-- start of Data excerpts --
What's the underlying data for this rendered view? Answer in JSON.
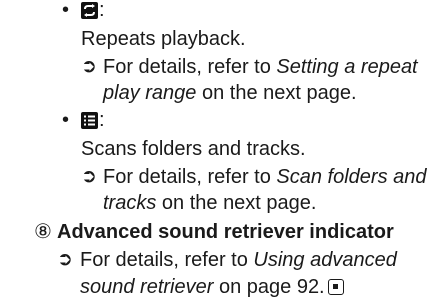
{
  "bullets": {
    "repeat": {
      "icon": "repeat-icon",
      "colon": ":",
      "desc": "Repeats playback.",
      "ref_prefix": "For details, refer to ",
      "ref_link_1": "Setting a repeat",
      "ref_link_2": "play range",
      "ref_suffix": " on the next page."
    },
    "scan": {
      "icon": "scan-list-icon",
      "colon": ":",
      "desc": "Scans folders and tracks.",
      "ref_prefix": "For details, refer to ",
      "ref_link_1": "Scan folders and",
      "ref_link_2": "tracks",
      "ref_suffix": " on the next page."
    }
  },
  "item8": {
    "number": "⑧",
    "heading": "Advanced sound retriever indicator",
    "ref_prefix": "For details, refer to ",
    "ref_link_1": "Using advanced",
    "ref_link_2": "sound retriever",
    "ref_suffix": " on page 92."
  },
  "arrow_glyph": "➲"
}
-- end of Data excerpts --
* Problem statement:
Every entry must be written out exactly, with all pictures left out.

* Answer to the exercise:
What's the underlying data for this rendered view? Answer in JSON.
{
  "bullets": {
    "repeat": {
      "icon": "repeat-icon",
      "colon": ":",
      "desc": "Repeats playback.",
      "ref_prefix": "For details, refer to ",
      "ref_link_1": "Setting a repeat",
      "ref_link_2": "play range",
      "ref_suffix": " on the next page."
    },
    "scan": {
      "icon": "scan-list-icon",
      "colon": ":",
      "desc": "Scans folders and tracks.",
      "ref_prefix": "For details, refer to ",
      "ref_link_1": "Scan folders and",
      "ref_link_2": "tracks",
      "ref_suffix": " on the next page."
    }
  },
  "item8": {
    "number": "⑧",
    "heading": "Advanced sound retriever indicator",
    "ref_prefix": "For details, refer to ",
    "ref_link_1": "Using advanced",
    "ref_link_2": "sound retriever",
    "ref_suffix": " on page 92."
  },
  "arrow_glyph": "➲"
}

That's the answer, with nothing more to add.